Data records
— start —

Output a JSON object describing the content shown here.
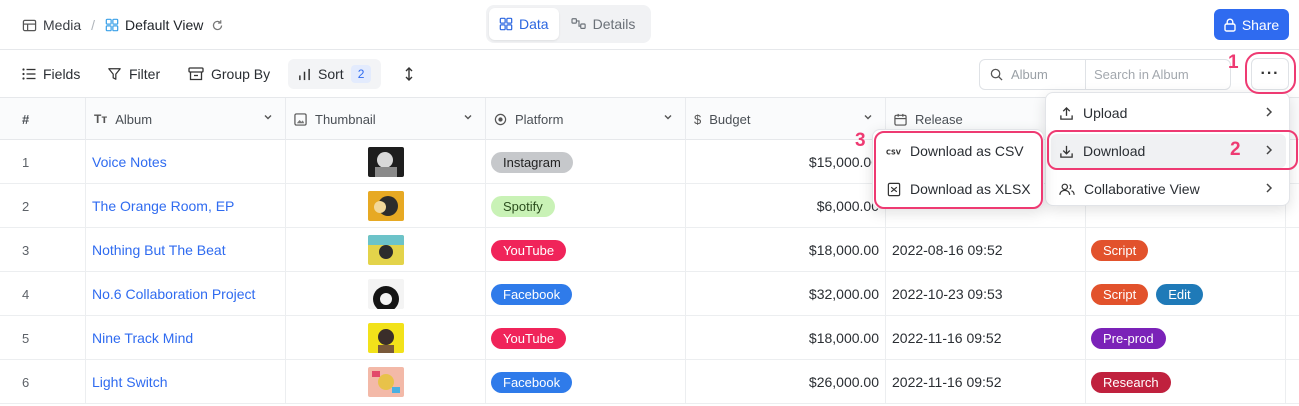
{
  "breadcrumb": {
    "root": "Media",
    "view": "Default View"
  },
  "view_switch": {
    "data_label": "Data",
    "details_label": "Details"
  },
  "share_label": "Share",
  "toolbar": {
    "fields": "Fields",
    "filter": "Filter",
    "group_by": "Group By",
    "sort": "Sort",
    "sort_count": "2"
  },
  "search": {
    "field_label": "Album",
    "placeholder": "Search in Album"
  },
  "more_label": "···",
  "columns": {
    "num": "#",
    "album": "Album",
    "thumbnail": "Thumbnail",
    "platform": "Platform",
    "budget": "Budget",
    "release": "Release"
  },
  "rows": [
    {
      "num": "1",
      "album": "Voice Notes",
      "platform": "Instagram",
      "budget": "$15,000.00",
      "release": "",
      "statuses": []
    },
    {
      "num": "2",
      "album": "The Orange Room, EP",
      "platform": "Spotify",
      "budget": "$6,000.00",
      "release": "",
      "statuses": []
    },
    {
      "num": "3",
      "album": "Nothing But The Beat",
      "platform": "YouTube",
      "budget": "$18,000.00",
      "release": "2022-08-16 09:52",
      "statuses": [
        "Script"
      ]
    },
    {
      "num": "4",
      "album": "No.6 Collaboration Project",
      "platform": "Facebook",
      "budget": "$32,000.00",
      "release": "2022-10-23 09:53",
      "statuses": [
        "Script",
        "Edit"
      ]
    },
    {
      "num": "5",
      "album": "Nine Track Mind",
      "platform": "YouTube",
      "budget": "$18,000.00",
      "release": "2022-11-16 09:52",
      "statuses": [
        "Pre-prod"
      ]
    },
    {
      "num": "6",
      "album": "Light Switch",
      "platform": "Facebook",
      "budget": "$26,000.00",
      "release": "2022-11-16 09:52",
      "statuses": [
        "Research"
      ]
    }
  ],
  "menu": {
    "upload": "Upload",
    "download": "Download",
    "collaborative": "Collaborative View"
  },
  "submenu": {
    "csv": "Download as CSV",
    "xlsx": "Download as XLSX"
  },
  "steps": {
    "one": "1",
    "two": "2",
    "three": "3"
  },
  "colors": {
    "accent": "#2f6bf0",
    "highlight": "#ee3a72"
  }
}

— end —

Directive: Gather every line containing the word "platform" and copy it.

Answer to this exercise:
    "platform": "Platform",
      "platform": "Instagram",
      "platform": "Spotify",
      "platform": "YouTube",
      "platform": "Facebook",
      "platform": "YouTube",
      "platform": "Facebook",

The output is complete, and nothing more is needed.